EXERCISE INSTRUCTIONS:
Repeat each entry as written, dropping any picture you find.

MATERIAL SUPPLIED:
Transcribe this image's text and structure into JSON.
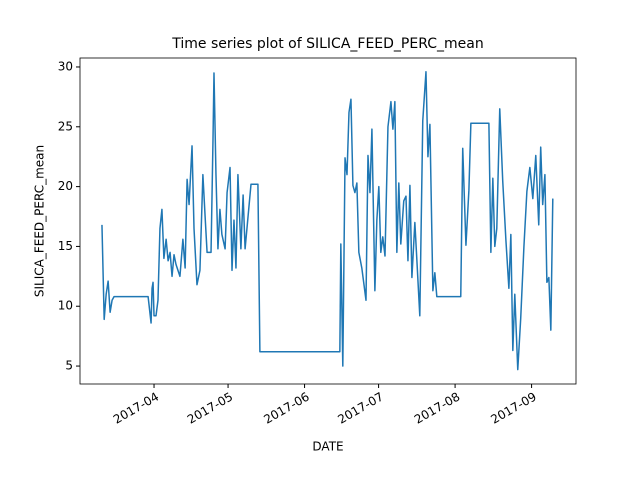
{
  "chart_data": {
    "type": "line",
    "title": "Time series plot of SILICA_FEED_PERC_mean",
    "x_label": "DATE",
    "y_label": "SILICA_FEED_PERC_mean",
    "xlim": [
      61,
      262
    ],
    "xticks": [
      {
        "value": 91,
        "label": "2017-04"
      },
      {
        "value": 121,
        "label": "2017-05"
      },
      {
        "value": 152,
        "label": "2017-06"
      },
      {
        "value": 182,
        "label": "2017-07"
      },
      {
        "value": 213,
        "label": "2017-08"
      },
      {
        "value": 244,
        "label": "2017-09"
      }
    ],
    "ylim": [
      3.5,
      30.75
    ],
    "yticks": [
      5,
      10,
      15,
      20,
      25,
      30
    ],
    "grid": false,
    "x": [
      69.9,
      70.8,
      71.6,
      72.4,
      73.2,
      74,
      74.8,
      88.6,
      89.8,
      90.2,
      90.6,
      91,
      91.8,
      92.6,
      93.4,
      94.2,
      95,
      95.9,
      96.7,
      97.5,
      98.3,
      99.1,
      99.9,
      101.5,
      102.7,
      103.6,
      104.4,
      105.2,
      106.4,
      107.2,
      108.4,
      109.6,
      110.8,
      111.7,
      112.5,
      114.1,
      114.9,
      115.3,
      116.1,
      116.9,
      117.7,
      118.5,
      119.8,
      120.6,
      121.8,
      122.6,
      123.4,
      124.2,
      125,
      126.2,
      127.1,
      127.9,
      130.3,
      133.1,
      133.9,
      166.3,
      166.7,
      167.5,
      168.4,
      169.2,
      170,
      170.8,
      171.6,
      172.4,
      173.2,
      174,
      175.2,
      176.9,
      177.7,
      178.5,
      179.3,
      180.5,
      181.3,
      182.1,
      182.9,
      183.7,
      184.6,
      185.8,
      187,
      187.8,
      188.6,
      189.4,
      190.2,
      191,
      192.2,
      193.1,
      193.9,
      194.7,
      195.5,
      196.7,
      197.5,
      198.7,
      199.9,
      201.2,
      202,
      202.8,
      204,
      204.8,
      205.6,
      215.3,
      216.1,
      217.4,
      218.6,
      219.4,
      226.7,
      227.5,
      228.3,
      229.1,
      229.9,
      231.1,
      232.3,
      233.6,
      234.8,
      235.6,
      236.4,
      237.2,
      238.4,
      239.6,
      240.9,
      242.1,
      243.3,
      244.5,
      245.7,
      246.9,
      247.7,
      248.5,
      249.4,
      250.2,
      251,
      251.8,
      252.6
    ],
    "series": [
      {
        "name": "SILICA_FEED_PERC_mean",
        "color": "#1f77b4",
        "values": [
          16.8,
          8.9,
          11,
          12.1,
          9.5,
          10.5,
          10.8,
          10.8,
          8.6,
          11.5,
          12,
          9.2,
          9.2,
          10.5,
          16.5,
          18.1,
          14,
          15.6,
          13.8,
          14.5,
          12.5,
          14.3,
          13.5,
          12.5,
          15.6,
          13.2,
          20.6,
          18.5,
          23.4,
          16.5,
          11.8,
          13,
          21,
          17.5,
          14.5,
          14.5,
          24,
          29.5,
          21,
          14.8,
          18.1,
          16,
          14.8,
          19.5,
          21.6,
          13,
          17.2,
          13.2,
          21,
          14.8,
          19.3,
          14.8,
          20.2,
          20.2,
          6.2,
          6.2,
          15.2,
          5,
          22.4,
          21,
          26.2,
          27.3,
          20.1,
          19.5,
          20.3,
          14.5,
          13.2,
          10.5,
          22.6,
          19.5,
          24.8,
          11.3,
          17.2,
          20,
          14.5,
          15.8,
          14.2,
          25,
          27.1,
          24.8,
          27.1,
          14.5,
          20.3,
          15.2,
          18.8,
          19.2,
          13.8,
          20.1,
          12.4,
          17,
          13.9,
          9.2,
          25.5,
          29.6,
          22.5,
          25.2,
          11.3,
          12.8,
          10.8,
          10.8,
          23.2,
          15.1,
          19.7,
          25.3,
          25.3,
          14.5,
          20.7,
          15,
          16.5,
          26.5,
          20.5,
          15.5,
          11.5,
          16,
          6.3,
          11,
          4.7,
          9,
          15,
          19.6,
          21.6,
          19,
          22.6,
          16.8,
          23.3,
          18.5,
          21,
          12,
          12.4,
          8,
          19
        ]
      }
    ]
  }
}
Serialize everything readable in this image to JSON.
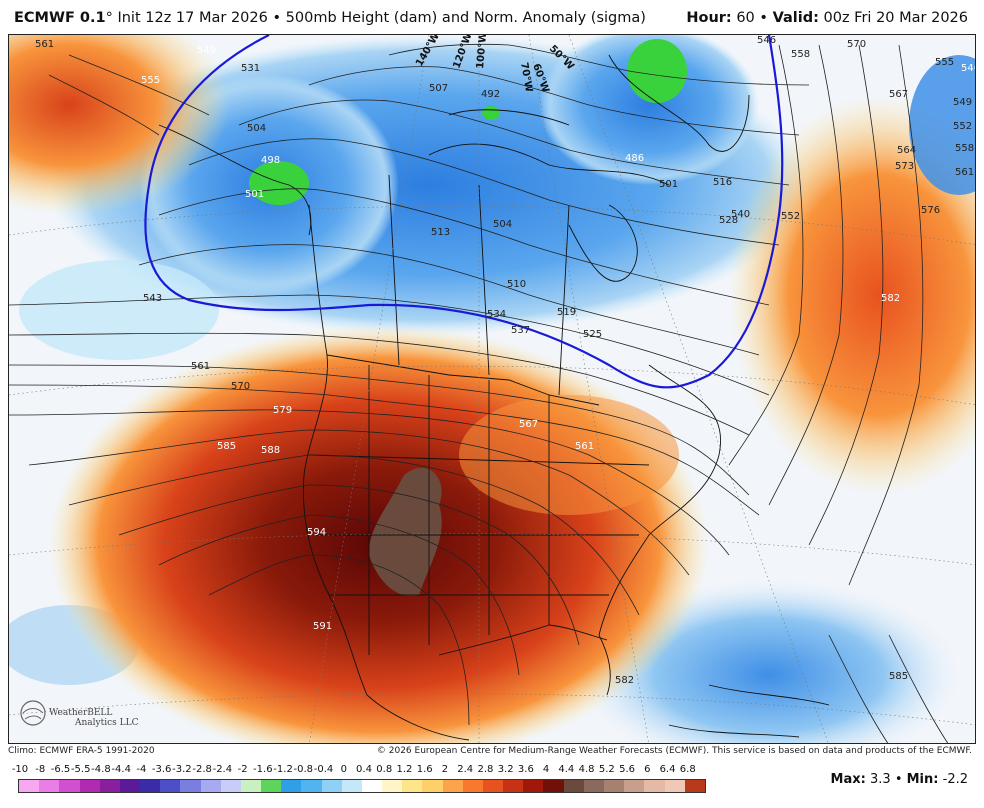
{
  "header": {
    "model": "ECMWF 0.1",
    "degree": "°",
    "init": "Init 12z 17 Mar 2026",
    "separator": "•",
    "product": "500mb Height (dam) and Norm. Anomaly (sigma)",
    "hour_label": "Hour:",
    "hour_value": "60",
    "valid_label": "Valid:",
    "valid_value": "00z Fri 20 Mar 2026"
  },
  "footer": {
    "climo": "Climo: ECMWF ERA-5 1991-2020",
    "copyright": "© 2026 European Centre for Medium-Range Weather Forecasts (ECMWF). This service is based on data and products of the ECMWF."
  },
  "watermark": {
    "text": "WeatherBELL",
    "subtext": "Analytics LLC"
  },
  "legend": {
    "ticks": [
      "-10",
      "-8",
      "-6.5",
      "-5.5",
      "-4.8",
      "-4.4",
      "-4",
      "-3.6",
      "-3.2",
      "-2.8",
      "-2.4",
      "-2",
      "-1.6",
      "-1.2",
      "-0.8",
      "-0.4",
      "0",
      "0.4",
      "0.8",
      "1.2",
      "1.6",
      "2",
      "2.4",
      "2.8",
      "3.2",
      "3.6",
      "4",
      "4.4",
      "4.8",
      "5.2",
      "5.6",
      "6",
      "6.4",
      "6.8"
    ],
    "colors": [
      "#f7a8f0",
      "#e87ee6",
      "#d24fd0",
      "#b02ab2",
      "#8a1e9e",
      "#5b1a9a",
      "#3a2ca8",
      "#4d4fc8",
      "#7a7ee0",
      "#a6aaf0",
      "#c8ccf8",
      "#c8f0c0",
      "#5fd45a",
      "#2f9fe8",
      "#4fb4f0",
      "#8fd0f6",
      "#c4e8fa",
      "#ffffff",
      "#fff5c8",
      "#fde68a",
      "#fdd06a",
      "#fca44c",
      "#f8782e",
      "#e8521f",
      "#c83214",
      "#a0180a",
      "#701006",
      "#6b4a3e",
      "#8a6a5e",
      "#a88070",
      "#c89e8c",
      "#e6b8a6",
      "#f0c8b8",
      "#b83a1a"
    ]
  },
  "stats": {
    "max_label": "Max:",
    "max_value": "3.3",
    "min_label": "Min:",
    "min_value": "-2.2",
    "separator": "•"
  },
  "map": {
    "contour_labels": [
      "561",
      "549",
      "555",
      "531",
      "504",
      "501",
      "498",
      "507",
      "492",
      "486",
      "501",
      "516",
      "528",
      "540",
      "546",
      "552",
      "558",
      "570",
      "567",
      "564",
      "573",
      "576",
      "582",
      "555",
      "546",
      "549",
      "552",
      "558",
      "561",
      "543",
      "561",
      "570",
      "579",
      "585",
      "588",
      "594",
      "591",
      "567",
      "561",
      "513",
      "504",
      "510",
      "519",
      "534",
      "537",
      "525",
      "582",
      "585"
    ],
    "longitude_labels": [
      "140°W",
      "120°W",
      "100°W",
      "70°W",
      "60°W",
      "50°W"
    ],
    "colors": {
      "anomaly_pos_strong": "#8a1a0a",
      "anomaly_pos": "#e24a1e",
      "anomaly_pos_weak": "#fcd46a",
      "anomaly_neg": "#3f8fe6",
      "anomaly_neg_weak": "#a9d4f4",
      "anomaly_neg_strong": "#3ad23c",
      "max_anomaly": "#6b4a3e",
      "contour_540": "#1a1ad6"
    }
  }
}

OUTPUT OF THE TASK:
Transcribe this image's text and structure into JSON.
{
  "chart_data": {
    "type": "line",
    "title": "Time series plot of SILICA_FEED_PERC_mean",
    "x_label": "DATE",
    "y_label": "SILICA_FEED_PERC_mean",
    "xlim": [
      61,
      262
    ],
    "xticks": [
      {
        "value": 91,
        "label": "2017-04"
      },
      {
        "value": 121,
        "label": "2017-05"
      },
      {
        "value": 152,
        "label": "2017-06"
      },
      {
        "value": 182,
        "label": "2017-07"
      },
      {
        "value": 213,
        "label": "2017-08"
      },
      {
        "value": 244,
        "label": "2017-09"
      }
    ],
    "ylim": [
      3.5,
      30.75
    ],
    "yticks": [
      5,
      10,
      15,
      20,
      25,
      30
    ],
    "grid": false,
    "x": [
      69.9,
      70.8,
      71.6,
      72.4,
      73.2,
      74,
      74.8,
      88.6,
      89.8,
      90.2,
      90.6,
      91,
      91.8,
      92.6,
      93.4,
      94.2,
      95,
      95.9,
      96.7,
      97.5,
      98.3,
      99.1,
      99.9,
      101.5,
      102.7,
      103.6,
      104.4,
      105.2,
      106.4,
      107.2,
      108.4,
      109.6,
      110.8,
      111.7,
      112.5,
      114.1,
      114.9,
      115.3,
      116.1,
      116.9,
      117.7,
      118.5,
      119.8,
      120.6,
      121.8,
      122.6,
      123.4,
      124.2,
      125,
      126.2,
      127.1,
      127.9,
      130.3,
      133.1,
      133.9,
      166.3,
      166.7,
      167.5,
      168.4,
      169.2,
      170,
      170.8,
      171.6,
      172.4,
      173.2,
      174,
      175.2,
      176.9,
      177.7,
      178.5,
      179.3,
      180.5,
      181.3,
      182.1,
      182.9,
      183.7,
      184.6,
      185.8,
      187,
      187.8,
      188.6,
      189.4,
      190.2,
      191,
      192.2,
      193.1,
      193.9,
      194.7,
      195.5,
      196.7,
      197.5,
      198.7,
      199.9,
      201.2,
      202,
      202.8,
      204,
      204.8,
      205.6,
      215.3,
      216.1,
      217.4,
      218.6,
      219.4,
      226.7,
      227.5,
      228.3,
      229.1,
      229.9,
      231.1,
      232.3,
      233.6,
      234.8,
      235.6,
      236.4,
      237.2,
      238.4,
      239.6,
      240.9,
      242.1,
      243.3,
      244.5,
      245.7,
      246.9,
      247.7,
      248.5,
      249.4,
      250.2,
      251,
      251.8,
      252.6
    ],
    "series": [
      {
        "name": "SILICA_FEED_PERC_mean",
        "color": "#1f77b4",
        "values": [
          16.8,
          8.9,
          11,
          12.1,
          9.5,
          10.5,
          10.8,
          10.8,
          8.6,
          11.5,
          12,
          9.2,
          9.2,
          10.5,
          16.5,
          18.1,
          14,
          15.6,
          13.8,
          14.5,
          12.5,
          14.3,
          13.5,
          12.5,
          15.6,
          13.2,
          20.6,
          18.5,
          23.4,
          16.5,
          11.8,
          13,
          21,
          17.5,
          14.5,
          14.5,
          24,
          29.5,
          21,
          14.8,
          18.1,
          16,
          14.8,
          19.5,
          21.6,
          13,
          17.2,
          13.2,
          21,
          14.8,
          19.3,
          14.8,
          20.2,
          20.2,
          6.2,
          6.2,
          15.2,
          5,
          22.4,
          21,
          26.2,
          27.3,
          20.1,
          19.5,
          20.3,
          14.5,
          13.2,
          10.5,
          22.6,
          19.5,
          24.8,
          11.3,
          17.2,
          20,
          14.5,
          15.8,
          14.2,
          25,
          27.1,
          24.8,
          27.1,
          14.5,
          20.3,
          15.2,
          18.8,
          19.2,
          13.8,
          20.1,
          12.4,
          17,
          13.9,
          9.2,
          25.5,
          29.6,
          22.5,
          25.2,
          11.3,
          12.8,
          10.8,
          10.8,
          23.2,
          15.1,
          19.7,
          25.3,
          25.3,
          14.5,
          20.7,
          15,
          16.5,
          26.5,
          20.5,
          15.5,
          11.5,
          16,
          6.3,
          11,
          4.7,
          9,
          15,
          19.6,
          21.6,
          19,
          22.6,
          16.8,
          23.3,
          18.5,
          21,
          12,
          12.4,
          8,
          19
        ]
      }
    ]
  }
}
Serialize everything readable in this image to JSON.
{
  "header": {
    "model": "ECMWF 0.1",
    "degree": "°",
    "init": "Init 12z 17 Mar 2026",
    "separator": "•",
    "product": "500mb Height (dam) and Norm. Anomaly (sigma)",
    "hour_label": "Hour:",
    "hour_value": "60",
    "valid_label": "Valid:",
    "valid_value": "00z Fri 20 Mar 2026"
  },
  "footer": {
    "climo": "Climo: ECMWF ERA-5 1991-2020",
    "copyright": "© 2026 European Centre for Medium-Range Weather Forecasts (ECMWF). This service is based on data and products of the ECMWF."
  },
  "watermark": {
    "text": "WeatherBELL",
    "subtext": "Analytics LLC"
  },
  "legend": {
    "ticks": [
      "-10",
      "-8",
      "-6.5",
      "-5.5",
      "-4.8",
      "-4.4",
      "-4",
      "-3.6",
      "-3.2",
      "-2.8",
      "-2.4",
      "-2",
      "-1.6",
      "-1.2",
      "-0.8",
      "-0.4",
      "0",
      "0.4",
      "0.8",
      "1.2",
      "1.6",
      "2",
      "2.4",
      "2.8",
      "3.2",
      "3.6",
      "4",
      "4.4",
      "4.8",
      "5.2",
      "5.6",
      "6",
      "6.4",
      "6.8"
    ],
    "colors": [
      "#f7a8f0",
      "#e87ee6",
      "#d24fd0",
      "#b02ab2",
      "#8a1e9e",
      "#5b1a9a",
      "#3a2ca8",
      "#4d4fc8",
      "#7a7ee0",
      "#a6aaf0",
      "#c8ccf8",
      "#c8f0c0",
      "#5fd45a",
      "#2f9fe8",
      "#4fb4f0",
      "#8fd0f6",
      "#c4e8fa",
      "#ffffff",
      "#fff5c8",
      "#fde68a",
      "#fdd06a",
      "#fca44c",
      "#f8782e",
      "#e8521f",
      "#c83214",
      "#a0180a",
      "#701006",
      "#6b4a3e",
      "#8a6a5e",
      "#a88070",
      "#c89e8c",
      "#e6b8a6",
      "#f0c8b8",
      "#b83a1a"
    ]
  },
  "stats": {
    "max_label": "Max:",
    "max_value": "3.3",
    "min_label": "Min:",
    "min_value": "-2.2",
    "separator": "•"
  },
  "map": {
    "contour_labels": [
      "561",
      "549",
      "555",
      "531",
      "504",
      "501",
      "498",
      "507",
      "492",
      "486",
      "501",
      "516",
      "528",
      "540",
      "546",
      "552",
      "558",
      "570",
      "567",
      "564",
      "573",
      "576",
      "582",
      "555",
      "546",
      "549",
      "552",
      "558",
      "561",
      "543",
      "561",
      "570",
      "579",
      "585",
      "588",
      "594",
      "591",
      "567",
      "561",
      "513",
      "504",
      "510",
      "519",
      "534",
      "537",
      "525",
      "582",
      "585"
    ],
    "longitude_labels": [
      "140°W",
      "120°W",
      "100°W",
      "70°W",
      "60°W",
      "50°W"
    ],
    "colors": {
      "anomaly_pos_strong": "#8a1a0a",
      "anomaly_pos": "#e24a1e",
      "anomaly_pos_weak": "#fcd46a",
      "anomaly_neg": "#3f8fe6",
      "anomaly_neg_weak": "#a9d4f4",
      "anomaly_neg_strong": "#3ad23c",
      "max_anomaly": "#6b4a3e",
      "contour_540": "#1a1ad6"
    }
  }
}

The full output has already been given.